● **WORK INSTRUCTIONS**
Without the images, output each record below as it stands.

Records from a data collection:
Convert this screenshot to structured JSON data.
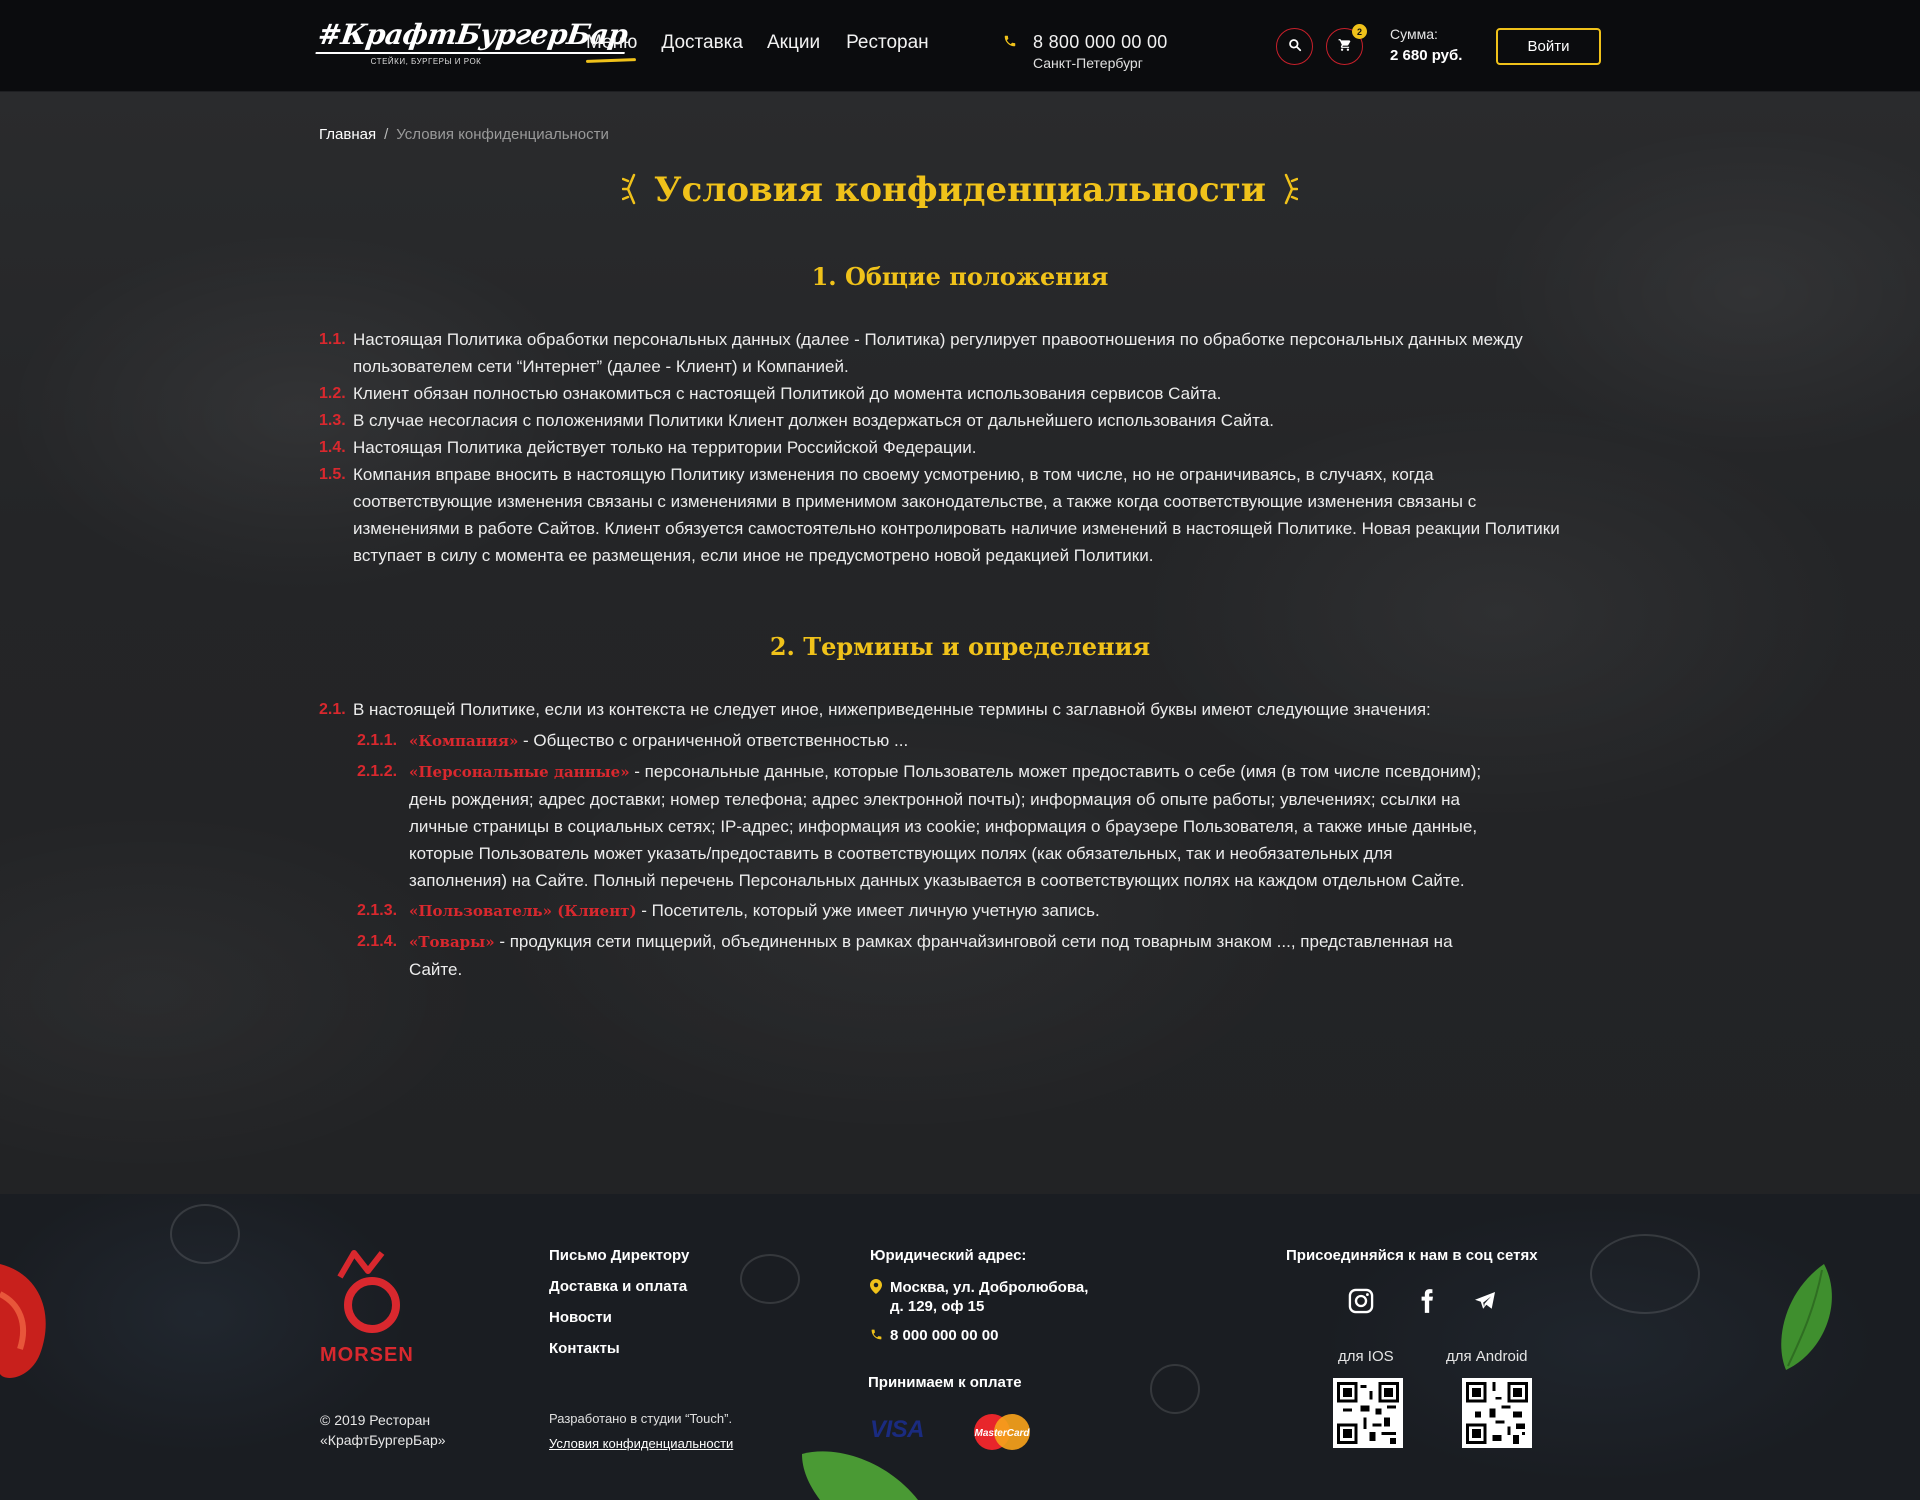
{
  "header": {
    "logo": {
      "main": "#КрафтБургерБар",
      "sub": "СТЕЙКИ, БУРГЕРЫ И РОК"
    },
    "nav": [
      "Меню",
      "Доставка",
      "Акции",
      "Ресторан"
    ],
    "phone": "8 800 000 00 00",
    "city": "Санкт-Петербург",
    "cart_count": "2",
    "sum_label": "Сумма:",
    "sum_value": "2 680 руб.",
    "login_label": "Войти"
  },
  "breadcrumb": {
    "home": "Главная",
    "separator": "/",
    "current": "Условия конфиденциальности"
  },
  "page_title": "Условия конфиденциальности",
  "sections": [
    {
      "title": "1. Общие положения",
      "items": [
        {
          "num": "1.1.",
          "text": "Настоящая Политика обработки персональных данных (далее - Политика) регулирует правоотношения по обработке персональных данных между пользователем сети “Интернет” (далее - Клиент) и Компанией."
        },
        {
          "num": "1.2.",
          "text": "Клиент обязан полностью ознакомиться с настоящей Политикой до момента использования сервисов Сайта."
        },
        {
          "num": "1.3.",
          "text": "В случае несогласия с положениями Политики Клиент должен воздержаться от дальнейшего использования Сайта."
        },
        {
          "num": "1.4.",
          "text": "Настоящая Политика действует только на территории Российской Федерации."
        },
        {
          "num": "1.5.",
          "text": "Компания вправе вносить в настоящую Политику изменения по своему усмотрению, в том числе, но не ограничиваясь, в случаях, когда соответствующие изменения связаны с изменениями в применимом законодательстве, а также когда соответствующие изменения связаны с изменениями в работе Сайтов. Клиент обязуется самостоятельно контролировать наличие изменений в настоящей Политике. Новая реакции Политики вступает в силу с момента ее размещения, если иное не предусмотрено новой редакцией Политики."
        }
      ]
    },
    {
      "title": "2. Термины и определения",
      "items": [
        {
          "num": "2.1.",
          "text": "В настоящей Политике, если из контекста не следует иное, нижеприведенные термины с заглавной буквы имеют следующие значения:"
        }
      ],
      "subitems": [
        {
          "num": "2.1.1.",
          "term": "«Компания»",
          "text": " - Общество с ограниченной ответственностью ..."
        },
        {
          "num": "2.1.2.",
          "term": "«Персональные данные»",
          "text": " -  персональные данные, которые Пользователь может предоставить о себе (имя (в том числе псевдоним); день рождения; адрес доставки; номер телефона; адрес электронной почты); информация об опыте работы; увлечениях; ссылки на личные страницы в социальных сетях; IP-адрес; информация из cookie; информация о браузере Пользователя, а также иные данные, которые Пользователь может указать/предоставить в соответствующих полях (как обязательных, так и необязательных для заполнения) на Сайте. Полный перечень Персональных данных указывается в соответствующих полях на каждом отдельном Сайте."
        },
        {
          "num": "2.1.3.",
          "term": "«Пользователь» (Клиент)",
          "text": " -  Посетитель, который уже имеет личную учетную запись."
        },
        {
          "num": "2.1.4.",
          "term": "«Товары»",
          "text": " - продукция сети пиццерий, объединенных в рамках франчайзинговой сети под товарным знаком  ..., представленная на Сайте."
        }
      ]
    }
  ],
  "footer": {
    "brand": "MORSEN",
    "copyright_line1": "© 2019 Ресторан",
    "copyright_line2": "«КрафтБургерБар»",
    "links": [
      "Письмо Директору",
      "Доставка и оплата",
      "Новости",
      "Контакты"
    ],
    "developed_by": "Разработано в студии “Touch”.",
    "privacy_link": "Условия конфиденциальности",
    "legal_address_title": "Юридический адрес:",
    "address_line1": "Москва, ул. Добролюбова,",
    "address_line2": "д. 129, оф 15",
    "phone": "8 000 000 00 00",
    "payment_title": "Принимаем к оплате",
    "payment_methods": [
      "VISA",
      "MasterCard"
    ],
    "social_title": "Присоединяйся к нам в соц сетях",
    "social_icons": [
      "instagram-icon",
      "facebook-icon",
      "telegram-icon"
    ],
    "ios_label": "для IOS",
    "android_label": "для Android"
  },
  "colors": {
    "accent_yellow": "#f0c21a",
    "accent_red": "#d9282e",
    "header_bg": "#0b0c0e",
    "board_bg": "#242527"
  }
}
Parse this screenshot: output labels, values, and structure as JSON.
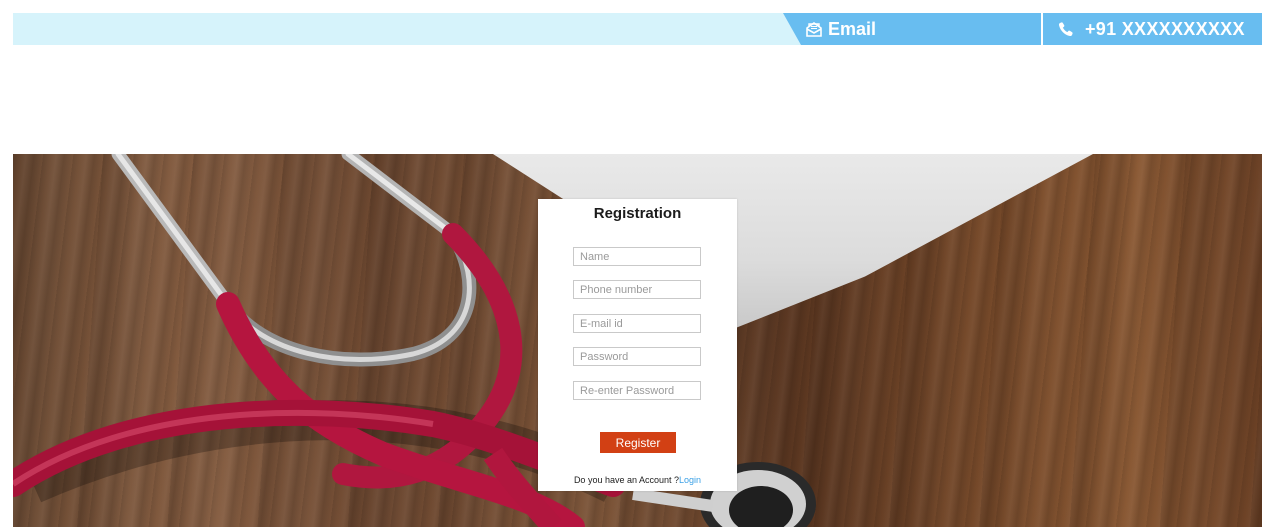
{
  "topbar": {
    "email_icon": "envelope-icon",
    "email_label": "Email",
    "phone_icon": "phone-icon",
    "phone_label": "+91 XXXXXXXXXX",
    "colors": {
      "bar": "#d6f3fb",
      "accent": "#68bdf0"
    }
  },
  "hero": {
    "image": "stethoscope-on-wooden-desk"
  },
  "registration": {
    "title": "Registration",
    "fields": [
      {
        "placeholder": "Name",
        "value": ""
      },
      {
        "placeholder": "Phone number",
        "value": ""
      },
      {
        "placeholder": "E-mail id",
        "value": ""
      },
      {
        "placeholder": "Password",
        "value": ""
      },
      {
        "placeholder": "Re-enter Password",
        "value": ""
      }
    ],
    "register_label": "Register",
    "account_prompt": "Do you have an Account ?",
    "login_label": "Login",
    "colors": {
      "button": "#d24014",
      "link": "#3aa0e6"
    }
  }
}
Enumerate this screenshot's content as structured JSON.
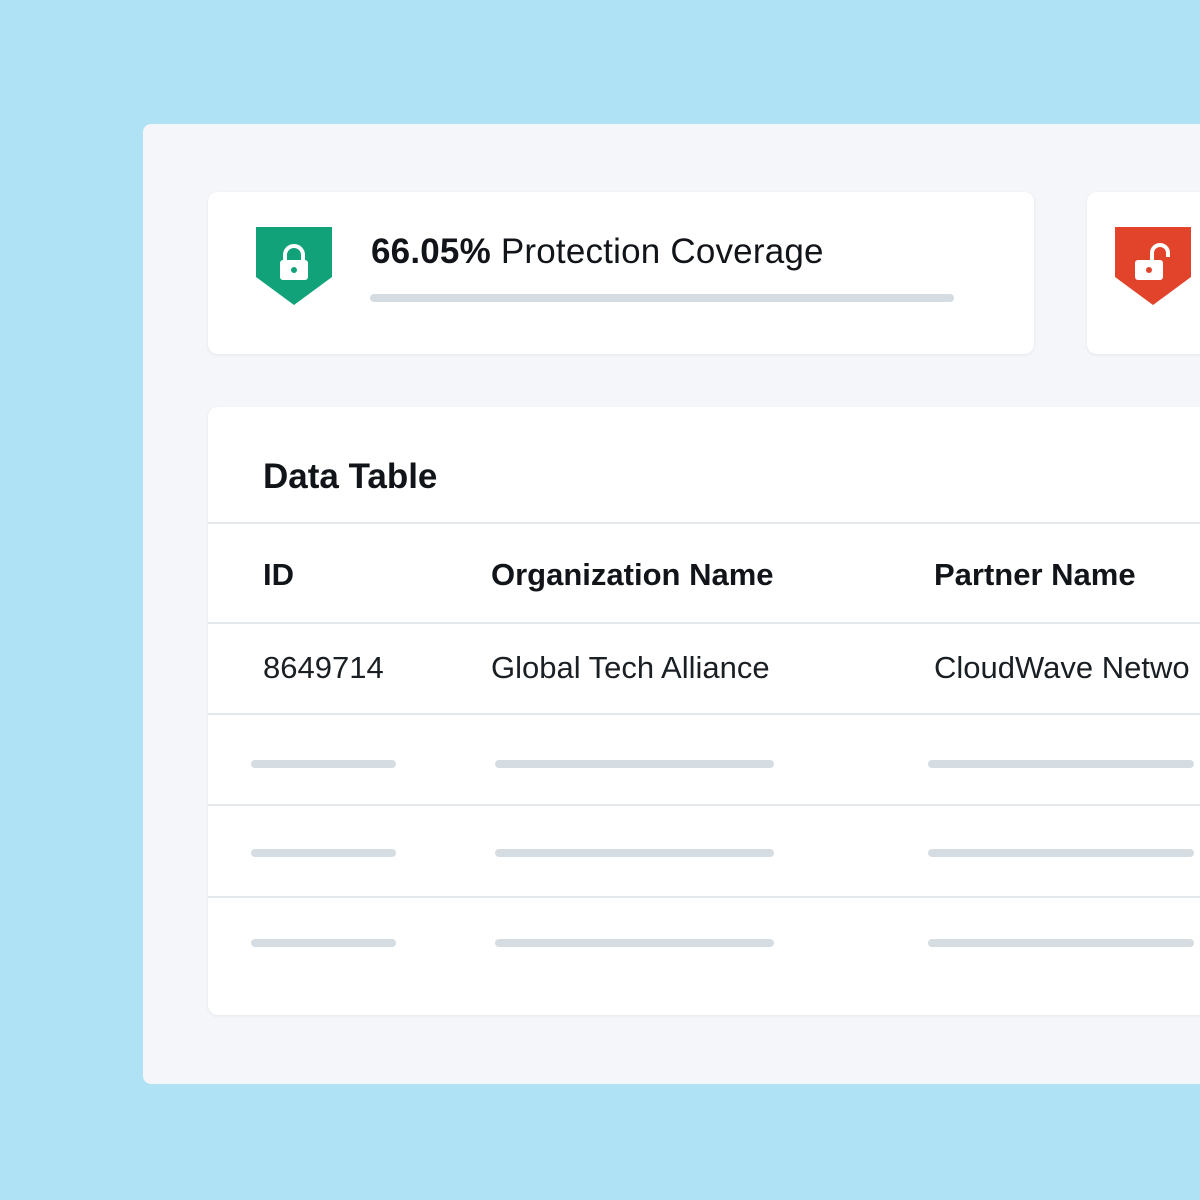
{
  "coverage": {
    "percent_label": "66.05%",
    "label": " Protection Coverage",
    "progress_fraction": 0,
    "status": "locked",
    "shield_color": "#12a27a"
  },
  "risk": {
    "status": "unlocked",
    "shield_color": "#e2432b"
  },
  "table": {
    "title": "Data Table",
    "columns": [
      "ID",
      "Organization Name",
      "Partner Name"
    ],
    "rows": [
      {
        "id": "8649714",
        "organization": "Global Tech Alliance",
        "partner": "CloudWave Netwo"
      }
    ],
    "placeholder_rows": 3
  },
  "colors": {
    "background": "#b0e2f5",
    "panel": "#f4f6f9",
    "skeleton": "#d5dde2"
  }
}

● **SOLUTION**
Convert this screenshot to structured JSON data.
{
  "header": {
    "logo": {
      "main": "#КрафтБургерБар",
      "sub": "СТЕЙКИ, БУРГЕРЫ И РОК"
    },
    "nav": [
      "Меню",
      "Доставка",
      "Акции",
      "Ресторан"
    ],
    "phone": "8 800 000 00 00",
    "city": "Санкт-Петербург",
    "cart_count": "2",
    "sum_label": "Сумма:",
    "sum_value": "2 680 руб.",
    "login_label": "Войти"
  },
  "breadcrumb": {
    "home": "Главная",
    "separator": "/",
    "current": "Условия конфиденциальности"
  },
  "page_title": "Условия конфиденциальности",
  "sections": [
    {
      "title": "1. Общие положения",
      "items": [
        {
          "num": "1.1.",
          "text": "Настоящая Политика обработки персональных данных (далее - Политика) регулирует правоотношения по обработке персональных данных между пользователем сети “Интернет” (далее - Клиент) и Компанией."
        },
        {
          "num": "1.2.",
          "text": "Клиент обязан полностью ознакомиться с настоящей Политикой до момента использования сервисов Сайта."
        },
        {
          "num": "1.3.",
          "text": "В случае несогласия с положениями Политики Клиент должен воздержаться от дальнейшего использования Сайта."
        },
        {
          "num": "1.4.",
          "text": "Настоящая Политика действует только на территории Российской Федерации."
        },
        {
          "num": "1.5.",
          "text": "Компания вправе вносить в настоящую Политику изменения по своему усмотрению, в том числе, но не ограничиваясь, в случаях, когда соответствующие изменения связаны с изменениями в применимом законодательстве, а также когда соответствующие изменения связаны с изменениями в работе Сайтов. Клиент обязуется самостоятельно контролировать наличие изменений в настоящей Политике. Новая реакции Политики вступает в силу с момента ее размещения, если иное не предусмотрено новой редакцией Политики."
        }
      ]
    },
    {
      "title": "2. Термины и определения",
      "items": [
        {
          "num": "2.1.",
          "text": "В настоящей Политике, если из контекста не следует иное, нижеприведенные термины с заглавной буквы имеют следующие значения:"
        }
      ],
      "subitems": [
        {
          "num": "2.1.1.",
          "term": "«Компания»",
          "text": " - Общество с ограниченной ответственностью ..."
        },
        {
          "num": "2.1.2.",
          "term": "«Персональные данные»",
          "text": " -  персональные данные, которые Пользователь может предоставить о себе (имя (в том числе псевдоним); день рождения; адрес доставки; номер телефона; адрес электронной почты); информация об опыте работы; увлечениях; ссылки на личные страницы в социальных сетях; IP-адрес; информация из cookie; информация о браузере Пользователя, а также иные данные, которые Пользователь может указать/предоставить в соответствующих полях (как обязательных, так и необязательных для заполнения) на Сайте. Полный перечень Персональных данных указывается в соответствующих полях на каждом отдельном Сайте."
        },
        {
          "num": "2.1.3.",
          "term": "«Пользователь» (Клиент)",
          "text": " -  Посетитель, который уже имеет личную учетную запись."
        },
        {
          "num": "2.1.4.",
          "term": "«Товары»",
          "text": " - продукция сети пиццерий, объединенных в рамках франчайзинговой сети под товарным знаком  ..., представленная на Сайте."
        }
      ]
    }
  ],
  "footer": {
    "brand": "MORSEN",
    "copyright_line1": "© 2019 Ресторан",
    "copyright_line2": "«КрафтБургерБар»",
    "links": [
      "Письмо Директору",
      "Доставка и оплата",
      "Новости",
      "Контакты"
    ],
    "developed_by": "Разработано в студии “Touch”.",
    "privacy_link": "Условия конфиденциальности",
    "legal_address_title": "Юридический адрес:",
    "address_line1": "Москва, ул. Добролюбова,",
    "address_line2": "д. 129, оф 15",
    "phone": "8 000 000 00 00",
    "payment_title": "Принимаем к оплате",
    "payment_methods": [
      "VISA",
      "MasterCard"
    ],
    "social_title": "Присоединяйся к нам в соц сетях",
    "social_icons": [
      "instagram-icon",
      "facebook-icon",
      "telegram-icon"
    ],
    "ios_label": "для IOS",
    "android_label": "для Android"
  },
  "colors": {
    "accent_yellow": "#f0c21a",
    "accent_red": "#d9282e",
    "header_bg": "#0b0c0e",
    "board_bg": "#242527"
  }
}
Parse this screenshot: output labels, values, and structure as JSON.
{
  "topbar": {
    "email_icon": "envelope-icon",
    "email_label": "Email",
    "phone_icon": "phone-icon",
    "phone_label": "+91 XXXXXXXXXX",
    "colors": {
      "bar": "#d6f3fb",
      "accent": "#68bdf0"
    }
  },
  "hero": {
    "image": "stethoscope-on-wooden-desk"
  },
  "registration": {
    "title": "Registration",
    "fields": [
      {
        "placeholder": "Name",
        "value": ""
      },
      {
        "placeholder": "Phone number",
        "value": ""
      },
      {
        "placeholder": "E-mail id",
        "value": ""
      },
      {
        "placeholder": "Password",
        "value": ""
      },
      {
        "placeholder": "Re-enter Password",
        "value": ""
      }
    ],
    "register_label": "Register",
    "account_prompt": "Do you have an Account ?",
    "login_label": "Login",
    "colors": {
      "button": "#d24014",
      "link": "#3aa0e6"
    }
  }
}
Enumerate this screenshot's content as structured JSON.
{
  "coverage": {
    "percent_label": "66.05%",
    "label": " Protection Coverage",
    "progress_fraction": 0,
    "status": "locked",
    "shield_color": "#12a27a"
  },
  "risk": {
    "status": "unlocked",
    "shield_color": "#e2432b"
  },
  "table": {
    "title": "Data Table",
    "columns": [
      "ID",
      "Organization Name",
      "Partner Name"
    ],
    "rows": [
      {
        "id": "8649714",
        "organization": "Global Tech Alliance",
        "partner": "CloudWave Netwo"
      }
    ],
    "placeholder_rows": 3
  },
  "colors": {
    "background": "#b0e2f5",
    "panel": "#f4f6f9",
    "skeleton": "#d5dde2"
  }
}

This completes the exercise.